AVAILABLE DATA:
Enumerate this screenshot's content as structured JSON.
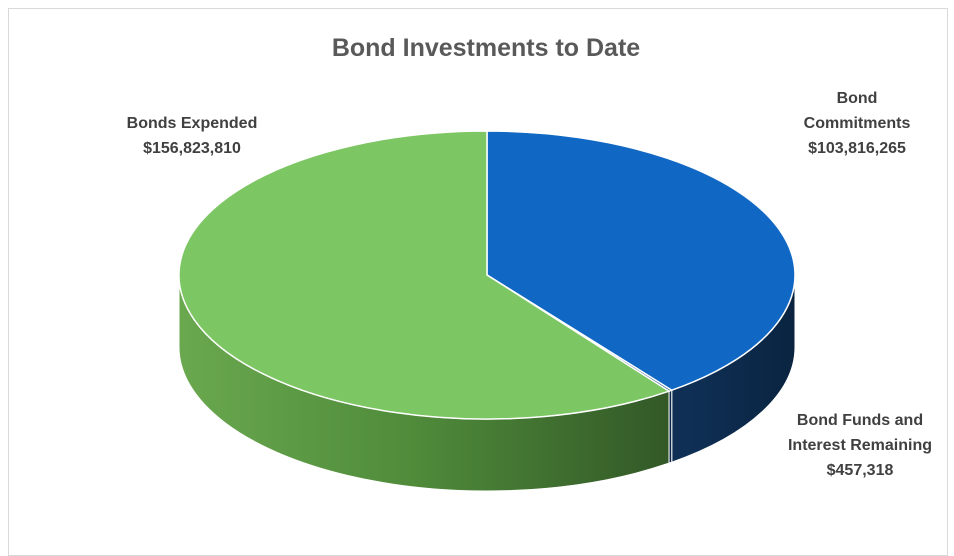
{
  "chart_data": {
    "type": "pie",
    "title": "Bond Investments to Date",
    "three_d": true,
    "slices": [
      {
        "key": "commit",
        "label_lines": [
          "Bond",
          "Commitments",
          "$103,816,265"
        ],
        "value": 103816265,
        "color": "#1068c4"
      },
      {
        "key": "remain",
        "label_lines": [
          "Bond Funds and",
          "Interest Remaining",
          "$457,318"
        ],
        "value": 457318,
        "color": "#1a4f86"
      },
      {
        "key": "expend",
        "label_lines": [
          "Bonds Expended",
          "$156,823,810"
        ],
        "value": 156823810,
        "color": "#7cc663"
      }
    ]
  }
}
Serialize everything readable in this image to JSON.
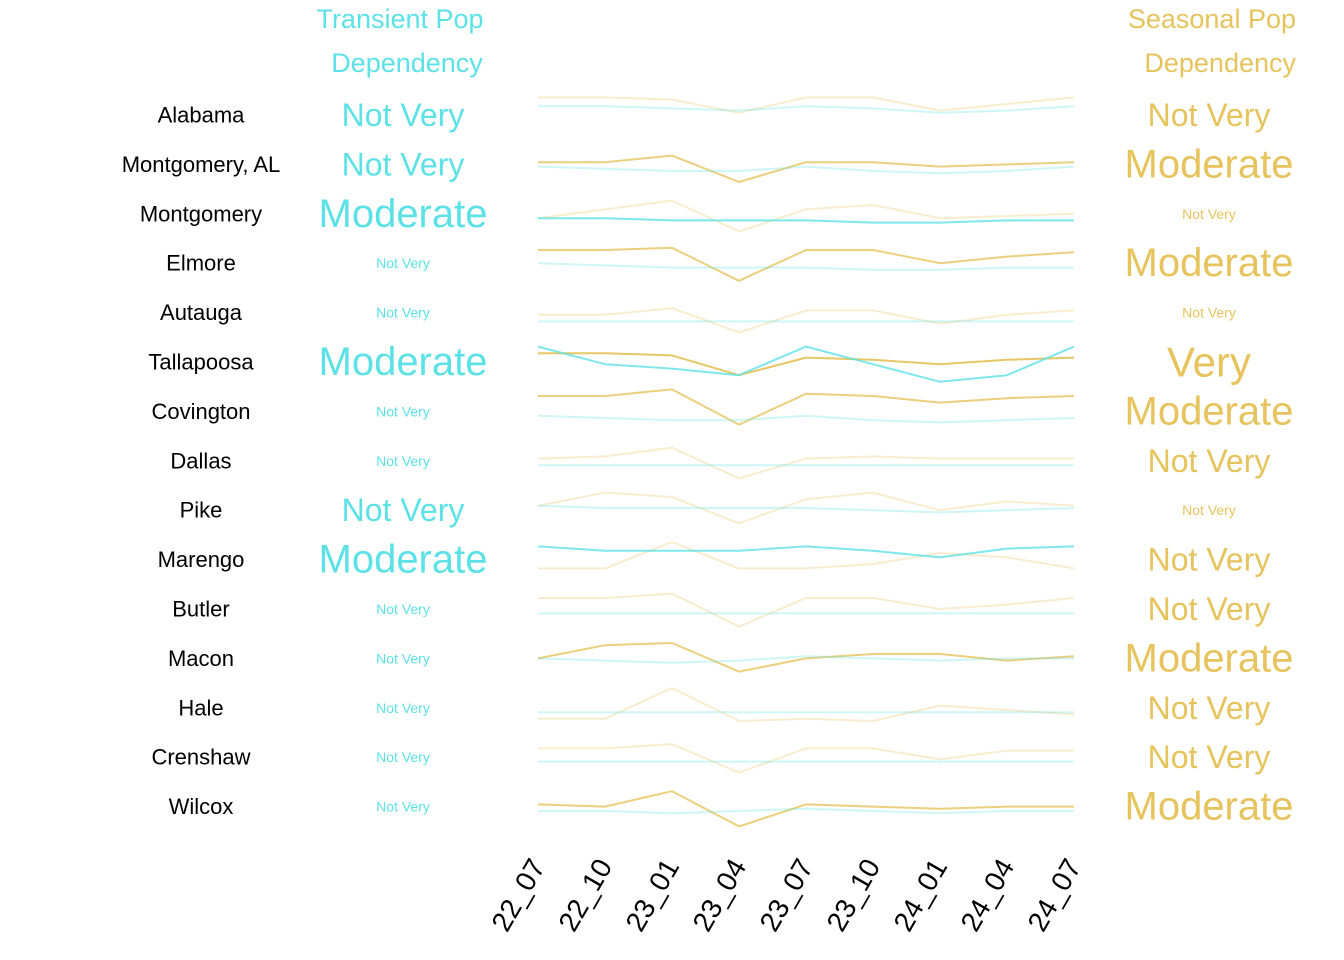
{
  "chart_data": {
    "type": "line",
    "left_header": [
      "Transient Pop",
      "Dependency"
    ],
    "right_header": [
      "Seasonal Pop",
      "Dependency"
    ],
    "x": [
      "22_07",
      "22_10",
      "23_01",
      "23_04",
      "23_07",
      "23_10",
      "24_01",
      "24_04",
      "24_07"
    ],
    "colors": {
      "transient": "#5ce1e6",
      "seasonal": "#e6c35c",
      "region_label": "#000000"
    },
    "regions": [
      {
        "name": "Alabama",
        "transient": "Not Very",
        "seasonal": "Not Very",
        "seasonal_values": [
          0.9,
          0.9,
          0.85,
          0.55,
          0.9,
          0.9,
          0.6,
          0.75,
          0.9
        ],
        "transient_values": [
          0.7,
          0.7,
          0.65,
          0.6,
          0.7,
          0.65,
          0.55,
          0.6,
          0.7
        ]
      },
      {
        "name": "Montgomery, AL",
        "transient": "Not Very",
        "seasonal": "Moderate",
        "seasonal_values": [
          0.55,
          0.55,
          0.7,
          0.1,
          0.55,
          0.55,
          0.45,
          0.5,
          0.55
        ],
        "transient_values": [
          0.45,
          0.4,
          0.35,
          0.35,
          0.45,
          0.35,
          0.3,
          0.35,
          0.45
        ]
      },
      {
        "name": "Montgomery",
        "transient": "Moderate",
        "seasonal": "Not Very",
        "seasonal_values": [
          0.4,
          0.6,
          0.8,
          0.1,
          0.6,
          0.7,
          0.4,
          0.45,
          0.5
        ],
        "transient_values": [
          0.4,
          0.4,
          0.35,
          0.35,
          0.35,
          0.3,
          0.3,
          0.35,
          0.35
        ]
      },
      {
        "name": "Elmore",
        "transient": "Not Very",
        "seasonal": "Moderate",
        "seasonal_values": [
          0.8,
          0.8,
          0.85,
          0.1,
          0.8,
          0.8,
          0.5,
          0.65,
          0.75
        ],
        "transient_values": [
          0.5,
          0.45,
          0.4,
          0.4,
          0.4,
          0.35,
          0.35,
          0.4,
          0.4
        ]
      },
      {
        "name": "Autauga",
        "transient": "Not Very",
        "seasonal": "Not Very",
        "seasonal_values": [
          0.45,
          0.45,
          0.6,
          0.05,
          0.55,
          0.55,
          0.25,
          0.45,
          0.55
        ],
        "transient_values": [
          0.3,
          0.3,
          0.3,
          0.3,
          0.3,
          0.3,
          0.3,
          0.3,
          0.3
        ]
      },
      {
        "name": "Tallapoosa",
        "transient": "Moderate",
        "seasonal": "Very",
        "seasonal_values": [
          0.7,
          0.7,
          0.65,
          0.2,
          0.6,
          0.55,
          0.45,
          0.55,
          0.6
        ],
        "transient_values": [
          0.85,
          0.45,
          0.35,
          0.2,
          0.85,
          0.45,
          0.05,
          0.2,
          0.85
        ]
      },
      {
        "name": "Covington",
        "transient": "Not Very",
        "seasonal": "Moderate",
        "seasonal_values": [
          0.85,
          0.85,
          1.0,
          0.2,
          0.9,
          0.85,
          0.7,
          0.8,
          0.85
        ],
        "transient_values": [
          0.4,
          0.35,
          0.3,
          0.3,
          0.4,
          0.3,
          0.25,
          0.3,
          0.35
        ]
      },
      {
        "name": "Dallas",
        "transient": "Not Very",
        "seasonal": "Not Very",
        "seasonal_values": [
          0.55,
          0.6,
          0.8,
          0.1,
          0.55,
          0.6,
          0.55,
          0.55,
          0.55
        ],
        "transient_values": [
          0.4,
          0.4,
          0.4,
          0.4,
          0.4,
          0.4,
          0.4,
          0.4,
          0.4
        ]
      },
      {
        "name": "Pike",
        "transient": "Not Very",
        "seasonal": "Not Very",
        "seasonal_values": [
          0.6,
          0.9,
          0.8,
          0.2,
          0.75,
          0.9,
          0.5,
          0.7,
          0.6
        ],
        "transient_values": [
          0.6,
          0.55,
          0.55,
          0.55,
          0.55,
          0.5,
          0.45,
          0.5,
          0.55
        ]
      },
      {
        "name": "Marengo",
        "transient": "Moderate",
        "seasonal": "Not Very",
        "seasonal_values": [
          0.3,
          0.3,
          0.9,
          0.3,
          0.3,
          0.4,
          0.65,
          0.55,
          0.3
        ],
        "transient_values": [
          0.8,
          0.7,
          0.7,
          0.7,
          0.8,
          0.7,
          0.55,
          0.75,
          0.8
        ]
      },
      {
        "name": "Butler",
        "transient": "Not Very",
        "seasonal": "Not Very",
        "seasonal_values": [
          0.75,
          0.75,
          0.85,
          0.1,
          0.75,
          0.75,
          0.5,
          0.6,
          0.75
        ],
        "transient_values": [
          0.4,
          0.4,
          0.4,
          0.4,
          0.4,
          0.4,
          0.4,
          0.4,
          0.4
        ]
      },
      {
        "name": "Macon",
        "transient": "Not Very",
        "seasonal": "Moderate",
        "seasonal_values": [
          0.5,
          0.8,
          0.85,
          0.2,
          0.5,
          0.6,
          0.6,
          0.45,
          0.55
        ],
        "transient_values": [
          0.5,
          0.45,
          0.4,
          0.45,
          0.55,
          0.5,
          0.45,
          0.5,
          0.5
        ]
      },
      {
        "name": "Hale",
        "transient": "Not Very",
        "seasonal": "Not Very",
        "seasonal_values": [
          0.25,
          0.25,
          0.95,
          0.2,
          0.25,
          0.2,
          0.55,
          0.45,
          0.35
        ],
        "transient_values": [
          0.4,
          0.4,
          0.4,
          0.4,
          0.4,
          0.4,
          0.4,
          0.4,
          0.4
        ]
      },
      {
        "name": "Crenshaw",
        "transient": "Not Very",
        "seasonal": "Not Very",
        "seasonal_values": [
          0.7,
          0.7,
          0.8,
          0.15,
          0.7,
          0.7,
          0.45,
          0.65,
          0.65
        ],
        "transient_values": [
          0.4,
          0.4,
          0.4,
          0.4,
          0.4,
          0.4,
          0.4,
          0.4,
          0.4
        ]
      },
      {
        "name": "Wilcox",
        "transient": "Not Very",
        "seasonal": "Moderate",
        "seasonal_values": [
          0.55,
          0.5,
          0.85,
          0.05,
          0.55,
          0.5,
          0.45,
          0.5,
          0.5
        ],
        "transient_values": [
          0.4,
          0.4,
          0.35,
          0.4,
          0.45,
          0.4,
          0.35,
          0.4,
          0.4
        ]
      }
    ]
  }
}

SET TASK: Omit the pictures and reproduce the listing exactly.

OUTPUT FOR THIS TASK:
Enumerate this screenshot's content as structured JSON.
{
  "chart_data": {
    "type": "pie",
    "title": "Bond Investments to Date",
    "three_d": true,
    "slices": [
      {
        "key": "commit",
        "label_lines": [
          "Bond",
          "Commitments",
          "$103,816,265"
        ],
        "value": 103816265,
        "color": "#1068c4"
      },
      {
        "key": "remain",
        "label_lines": [
          "Bond Funds and",
          "Interest Remaining",
          "$457,318"
        ],
        "value": 457318,
        "color": "#1a4f86"
      },
      {
        "key": "expend",
        "label_lines": [
          "Bonds Expended",
          "$156,823,810"
        ],
        "value": 156823810,
        "color": "#7cc663"
      }
    ]
  }
}
Serialize everything readable in this image to JSON.
{
  "chart_data": {
    "type": "line",
    "left_header": [
      "Transient Pop",
      "Dependency"
    ],
    "right_header": [
      "Seasonal Pop",
      "Dependency"
    ],
    "x": [
      "22_07",
      "22_10",
      "23_01",
      "23_04",
      "23_07",
      "23_10",
      "24_01",
      "24_04",
      "24_07"
    ],
    "colors": {
      "transient": "#5ce1e6",
      "seasonal": "#e6c35c",
      "region_label": "#000000"
    },
    "regions": [
      {
        "name": "Alabama",
        "transient": "Not Very",
        "seasonal": "Not Very",
        "seasonal_values": [
          0.9,
          0.9,
          0.85,
          0.55,
          0.9,
          0.9,
          0.6,
          0.75,
          0.9
        ],
        "transient_values": [
          0.7,
          0.7,
          0.65,
          0.6,
          0.7,
          0.65,
          0.55,
          0.6,
          0.7
        ]
      },
      {
        "name": "Montgomery, AL",
        "transient": "Not Very",
        "seasonal": "Moderate",
        "seasonal_values": [
          0.55,
          0.55,
          0.7,
          0.1,
          0.55,
          0.55,
          0.45,
          0.5,
          0.55
        ],
        "transient_values": [
          0.45,
          0.4,
          0.35,
          0.35,
          0.45,
          0.35,
          0.3,
          0.35,
          0.45
        ]
      },
      {
        "name": "Montgomery",
        "transient": "Moderate",
        "seasonal": "Not Very",
        "seasonal_values": [
          0.4,
          0.6,
          0.8,
          0.1,
          0.6,
          0.7,
          0.4,
          0.45,
          0.5
        ],
        "transient_values": [
          0.4,
          0.4,
          0.35,
          0.35,
          0.35,
          0.3,
          0.3,
          0.35,
          0.35
        ]
      },
      {
        "name": "Elmore",
        "transient": "Not Very",
        "seasonal": "Moderate",
        "seasonal_values": [
          0.8,
          0.8,
          0.85,
          0.1,
          0.8,
          0.8,
          0.5,
          0.65,
          0.75
        ],
        "transient_values": [
          0.5,
          0.45,
          0.4,
          0.4,
          0.4,
          0.35,
          0.35,
          0.4,
          0.4
        ]
      },
      {
        "name": "Autauga",
        "transient": "Not Very",
        "seasonal": "Not Very",
        "seasonal_values": [
          0.45,
          0.45,
          0.6,
          0.05,
          0.55,
          0.55,
          0.25,
          0.45,
          0.55
        ],
        "transient_values": [
          0.3,
          0.3,
          0.3,
          0.3,
          0.3,
          0.3,
          0.3,
          0.3,
          0.3
        ]
      },
      {
        "name": "Tallapoosa",
        "transient": "Moderate",
        "seasonal": "Very",
        "seasonal_values": [
          0.7,
          0.7,
          0.65,
          0.2,
          0.6,
          0.55,
          0.45,
          0.55,
          0.6
        ],
        "transient_values": [
          0.85,
          0.45,
          0.35,
          0.2,
          0.85,
          0.45,
          0.05,
          0.2,
          0.85
        ]
      },
      {
        "name": "Covington",
        "transient": "Not Very",
        "seasonal": "Moderate",
        "seasonal_values": [
          0.85,
          0.85,
          1.0,
          0.2,
          0.9,
          0.85,
          0.7,
          0.8,
          0.85
        ],
        "transient_values": [
          0.4,
          0.35,
          0.3,
          0.3,
          0.4,
          0.3,
          0.25,
          0.3,
          0.35
        ]
      },
      {
        "name": "Dallas",
        "transient": "Not Very",
        "seasonal": "Not Very",
        "seasonal_values": [
          0.55,
          0.6,
          0.8,
          0.1,
          0.55,
          0.6,
          0.55,
          0.55,
          0.55
        ],
        "transient_values": [
          0.4,
          0.4,
          0.4,
          0.4,
          0.4,
          0.4,
          0.4,
          0.4,
          0.4
        ]
      },
      {
        "name": "Pike",
        "transient": "Not Very",
        "seasonal": "Not Very",
        "seasonal_values": [
          0.6,
          0.9,
          0.8,
          0.2,
          0.75,
          0.9,
          0.5,
          0.7,
          0.6
        ],
        "transient_values": [
          0.6,
          0.55,
          0.55,
          0.55,
          0.55,
          0.5,
          0.45,
          0.5,
          0.55
        ]
      },
      {
        "name": "Marengo",
        "transient": "Moderate",
        "seasonal": "Not Very",
        "seasonal_values": [
          0.3,
          0.3,
          0.9,
          0.3,
          0.3,
          0.4,
          0.65,
          0.55,
          0.3
        ],
        "transient_values": [
          0.8,
          0.7,
          0.7,
          0.7,
          0.8,
          0.7,
          0.55,
          0.75,
          0.8
        ]
      },
      {
        "name": "Butler",
        "transient": "Not Very",
        "seasonal": "Not Very",
        "seasonal_values": [
          0.75,
          0.75,
          0.85,
          0.1,
          0.75,
          0.75,
          0.5,
          0.6,
          0.75
        ],
        "transient_values": [
          0.4,
          0.4,
          0.4,
          0.4,
          0.4,
          0.4,
          0.4,
          0.4,
          0.4
        ]
      },
      {
        "name": "Macon",
        "transient": "Not Very",
        "seasonal": "Moderate",
        "seasonal_values": [
          0.5,
          0.8,
          0.85,
          0.2,
          0.5,
          0.6,
          0.6,
          0.45,
          0.55
        ],
        "transient_values": [
          0.5,
          0.45,
          0.4,
          0.45,
          0.55,
          0.5,
          0.45,
          0.5,
          0.5
        ]
      },
      {
        "name": "Hale",
        "transient": "Not Very",
        "seasonal": "Not Very",
        "seasonal_values": [
          0.25,
          0.25,
          0.95,
          0.2,
          0.25,
          0.2,
          0.55,
          0.45,
          0.35
        ],
        "transient_values": [
          0.4,
          0.4,
          0.4,
          0.4,
          0.4,
          0.4,
          0.4,
          0.4,
          0.4
        ]
      },
      {
        "name": "Crenshaw",
        "transient": "Not Very",
        "seasonal": "Not Very",
        "seasonal_values": [
          0.7,
          0.7,
          0.8,
          0.15,
          0.7,
          0.7,
          0.45,
          0.65,
          0.65
        ],
        "transient_values": [
          0.4,
          0.4,
          0.4,
          0.4,
          0.4,
          0.4,
          0.4,
          0.4,
          0.4
        ]
      },
      {
        "name": "Wilcox",
        "transient": "Not Very",
        "seasonal": "Moderate",
        "seasonal_values": [
          0.55,
          0.5,
          0.85,
          0.05,
          0.55,
          0.5,
          0.45,
          0.5,
          0.5
        ],
        "transient_values": [
          0.4,
          0.4,
          0.35,
          0.4,
          0.45,
          0.4,
          0.35,
          0.4,
          0.4
        ]
      }
    ]
  }
}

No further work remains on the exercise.